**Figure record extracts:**
>> START
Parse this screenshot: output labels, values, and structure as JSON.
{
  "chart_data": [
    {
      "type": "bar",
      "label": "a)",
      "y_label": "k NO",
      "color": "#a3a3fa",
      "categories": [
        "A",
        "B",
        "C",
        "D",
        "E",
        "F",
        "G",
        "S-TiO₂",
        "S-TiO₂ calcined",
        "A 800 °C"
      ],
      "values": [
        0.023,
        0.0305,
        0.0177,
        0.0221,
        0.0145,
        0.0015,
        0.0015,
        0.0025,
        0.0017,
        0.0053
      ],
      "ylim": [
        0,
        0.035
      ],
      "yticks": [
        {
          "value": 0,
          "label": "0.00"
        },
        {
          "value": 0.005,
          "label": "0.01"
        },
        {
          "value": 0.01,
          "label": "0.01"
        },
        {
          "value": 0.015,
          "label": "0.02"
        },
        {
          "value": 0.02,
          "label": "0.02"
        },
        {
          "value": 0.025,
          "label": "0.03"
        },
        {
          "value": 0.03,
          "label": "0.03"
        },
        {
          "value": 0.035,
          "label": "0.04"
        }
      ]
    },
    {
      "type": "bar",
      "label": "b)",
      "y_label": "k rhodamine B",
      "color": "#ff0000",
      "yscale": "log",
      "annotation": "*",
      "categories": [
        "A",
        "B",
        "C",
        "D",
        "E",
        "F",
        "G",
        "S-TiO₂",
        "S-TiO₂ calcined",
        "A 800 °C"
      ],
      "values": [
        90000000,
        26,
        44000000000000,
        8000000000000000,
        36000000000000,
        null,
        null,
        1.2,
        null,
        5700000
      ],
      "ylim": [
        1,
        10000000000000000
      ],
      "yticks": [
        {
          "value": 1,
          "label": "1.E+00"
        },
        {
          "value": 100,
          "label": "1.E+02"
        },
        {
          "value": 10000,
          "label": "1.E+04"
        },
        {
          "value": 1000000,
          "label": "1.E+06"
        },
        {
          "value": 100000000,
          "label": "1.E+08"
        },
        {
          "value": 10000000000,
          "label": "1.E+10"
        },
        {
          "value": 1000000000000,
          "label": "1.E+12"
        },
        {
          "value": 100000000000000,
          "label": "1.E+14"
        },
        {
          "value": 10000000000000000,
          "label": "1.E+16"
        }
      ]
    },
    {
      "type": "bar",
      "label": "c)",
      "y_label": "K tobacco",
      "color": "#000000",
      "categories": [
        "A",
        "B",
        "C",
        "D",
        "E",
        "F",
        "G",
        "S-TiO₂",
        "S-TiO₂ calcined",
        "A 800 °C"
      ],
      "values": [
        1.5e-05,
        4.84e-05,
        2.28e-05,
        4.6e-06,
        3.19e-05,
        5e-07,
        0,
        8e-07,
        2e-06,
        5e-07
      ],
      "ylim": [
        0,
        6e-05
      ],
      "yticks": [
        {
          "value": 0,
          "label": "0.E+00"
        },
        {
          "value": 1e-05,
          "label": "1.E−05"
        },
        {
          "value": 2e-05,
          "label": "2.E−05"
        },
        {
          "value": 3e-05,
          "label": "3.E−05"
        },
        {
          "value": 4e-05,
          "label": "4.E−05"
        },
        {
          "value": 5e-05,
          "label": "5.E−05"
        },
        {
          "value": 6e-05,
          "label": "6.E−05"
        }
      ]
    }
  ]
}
>> END
**TASK TO COMPLETE:** Each record must be repeated exactly as it is.

**RESULT FOR THIS EXERCISE:**
Parse this screenshot: output labels, values, and structure as JSON.
{
  "chart_data": [
    {
      "type": "bar",
      "label": "a)",
      "y_label": "k NO",
      "color": "#a3a3fa",
      "categories": [
        "A",
        "B",
        "C",
        "D",
        "E",
        "F",
        "G",
        "S-TiO₂",
        "S-TiO₂ calcined",
        "A 800 °C"
      ],
      "values": [
        0.023,
        0.0305,
        0.0177,
        0.0221,
        0.0145,
        0.0015,
        0.0015,
        0.0025,
        0.0017,
        0.0053
      ],
      "ylim": [
        0,
        0.035
      ],
      "yticks": [
        {
          "value": 0,
          "label": "0.00"
        },
        {
          "value": 0.005,
          "label": "0.01"
        },
        {
          "value": 0.01,
          "label": "0.01"
        },
        {
          "value": 0.015,
          "label": "0.02"
        },
        {
          "value": 0.02,
          "label": "0.02"
        },
        {
          "value": 0.025,
          "label": "0.03"
        },
        {
          "value": 0.03,
          "label": "0.03"
        },
        {
          "value": 0.035,
          "label": "0.04"
        }
      ]
    },
    {
      "type": "bar",
      "label": "b)",
      "y_label": "k rhodamine B",
      "color": "#ff0000",
      "yscale": "log",
      "annotation": "*",
      "categories": [
        "A",
        "B",
        "C",
        "D",
        "E",
        "F",
        "G",
        "S-TiO₂",
        "S-TiO₂ calcined",
        "A 800 °C"
      ],
      "values": [
        90000000,
        26,
        44000000000000,
        8000000000000000,
        36000000000000,
        null,
        null,
        1.2,
        null,
        5700000
      ],
      "ylim": [
        1,
        10000000000000000
      ],
      "yticks": [
        {
          "value": 1,
          "label": "1.E+00"
        },
        {
          "value": 100,
          "label": "1.E+02"
        },
        {
          "value": 10000,
          "label": "1.E+04"
        },
        {
          "value": 1000000,
          "label": "1.E+06"
        },
        {
          "value": 100000000,
          "label": "1.E+08"
        },
        {
          "value": 10000000000,
          "label": "1.E+10"
        },
        {
          "value": 1000000000000,
          "label": "1.E+12"
        },
        {
          "value": 100000000000000,
          "label": "1.E+14"
        },
        {
          "value": 10000000000000000,
          "label": "1.E+16"
        }
      ]
    },
    {
      "type": "bar",
      "label": "c)",
      "y_label": "K tobacco",
      "color": "#000000",
      "categories": [
        "A",
        "B",
        "C",
        "D",
        "E",
        "F",
        "G",
        "S-TiO₂",
        "S-TiO₂ calcined",
        "A 800 °C"
      ],
      "values": [
        1.5e-05,
        4.84e-05,
        2.28e-05,
        4.6e-06,
        3.19e-05,
        5e-07,
        0,
        8e-07,
        2e-06,
        5e-07
      ],
      "ylim": [
        0,
        6e-05
      ],
      "yticks": [
        {
          "value": 0,
          "label": "0.E+00"
        },
        {
          "value": 1e-05,
          "label": "1.E−05"
        },
        {
          "value": 2e-05,
          "label": "2.E−05"
        },
        {
          "value": 3e-05,
          "label": "3.E−05"
        },
        {
          "value": 4e-05,
          "label": "4.E−05"
        },
        {
          "value": 5e-05,
          "label": "5.E−05"
        },
        {
          "value": 6e-05,
          "label": "6.E−05"
        }
      ]
    }
  ]
}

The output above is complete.